_DESCRIPTION OF THE TASK:_
Note how many lines contain "marker" and give that number, with nothing else.

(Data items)
---*---

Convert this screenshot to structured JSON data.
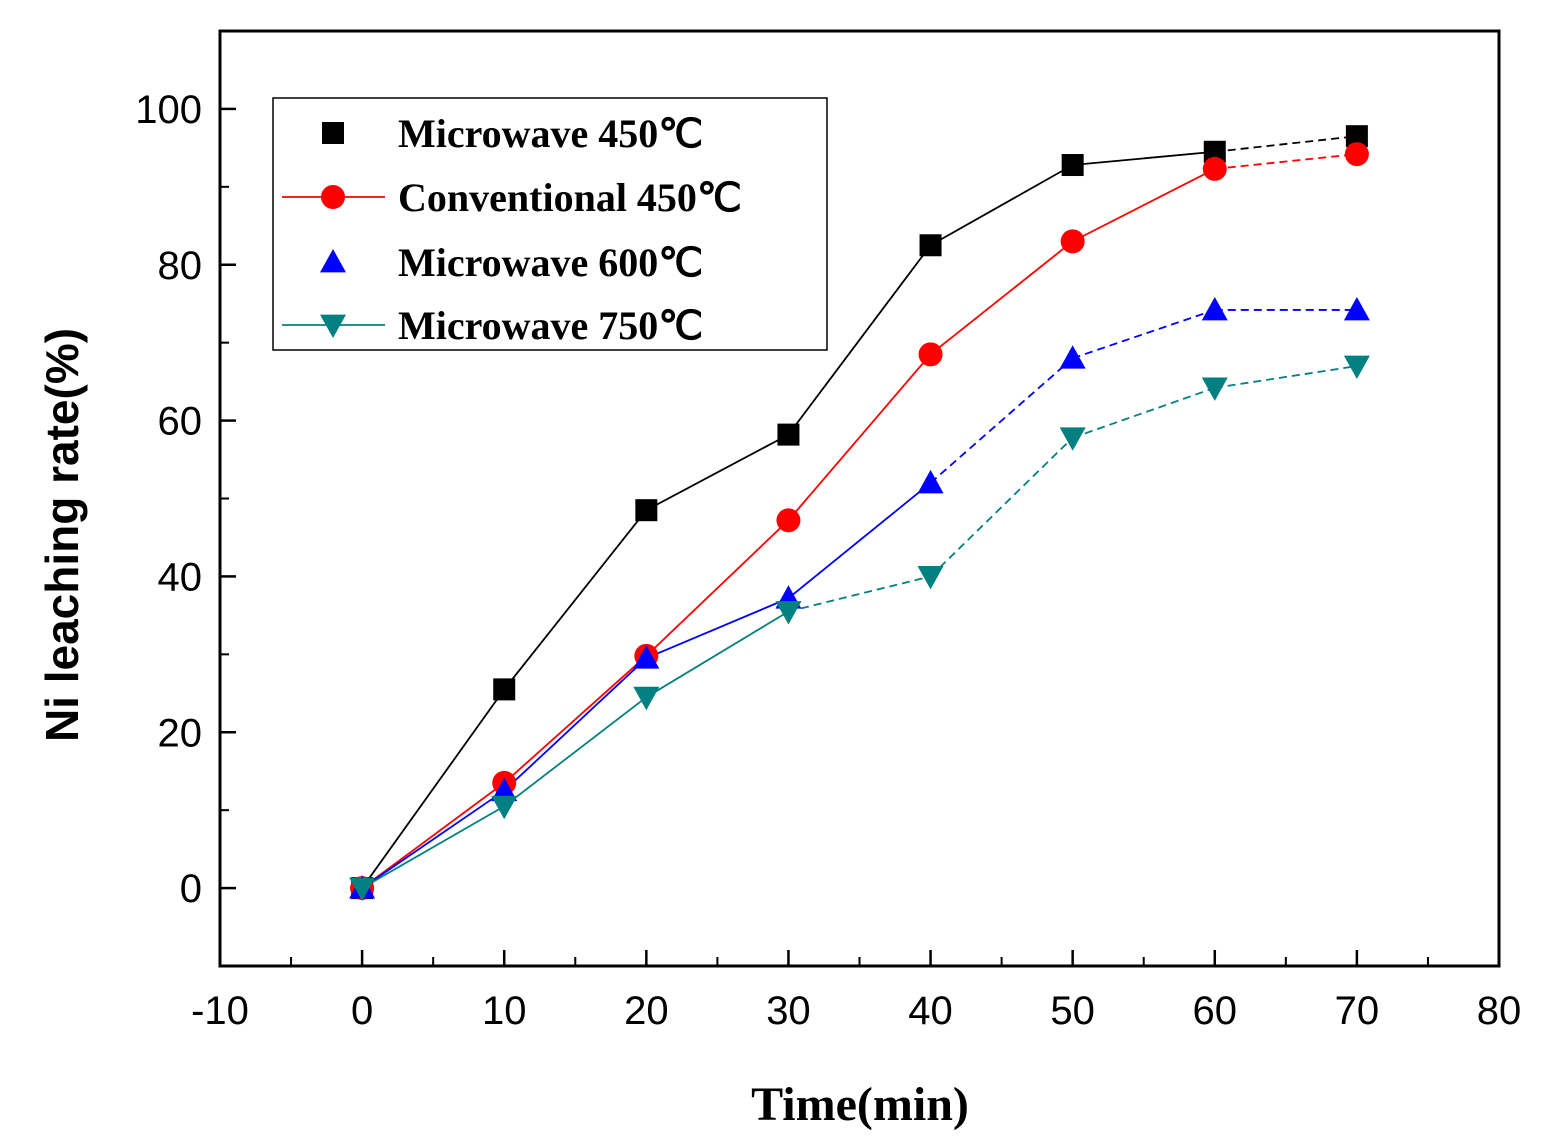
{
  "chart_data": {
    "type": "line",
    "title": "",
    "xlabel": "Time(min)",
    "ylabel": "Ni leaching rate(%)",
    "xlim": [
      -10,
      80
    ],
    "ylim": [
      -10,
      110
    ],
    "x_ticks": [
      -10,
      0,
      10,
      20,
      30,
      40,
      50,
      60,
      70,
      80
    ],
    "y_ticks": [
      0,
      20,
      40,
      60,
      80,
      100
    ],
    "grid": false,
    "legend_position": "top-left",
    "x": [
      0,
      10,
      20,
      30,
      40,
      50,
      60,
      70
    ],
    "series": [
      {
        "name": "Microwave 450℃",
        "marker": "square",
        "color": "#000000",
        "values": [
          0,
          25.5,
          48.5,
          58.2,
          82.5,
          92.8,
          94.5,
          96.5
        ]
      },
      {
        "name": "Conventional 450℃",
        "marker": "circle",
        "color": "#ff0000",
        "values": [
          0,
          13.5,
          29.8,
          47.2,
          68.5,
          83,
          92.3,
          94.2
        ]
      },
      {
        "name": "Microwave 600℃",
        "marker": "triangle-up",
        "color": "#0000ff",
        "values": [
          0,
          12.5,
          29.5,
          37.2,
          52,
          68,
          74.2,
          74.2
        ]
      },
      {
        "name": "Microwave 750℃",
        "marker": "triangle-down",
        "color": "#008080",
        "values": [
          0,
          10.5,
          24.5,
          35.5,
          40,
          57.8,
          64.2,
          67
        ]
      }
    ]
  }
}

---*---

_REPLY TO THE TASK:_
4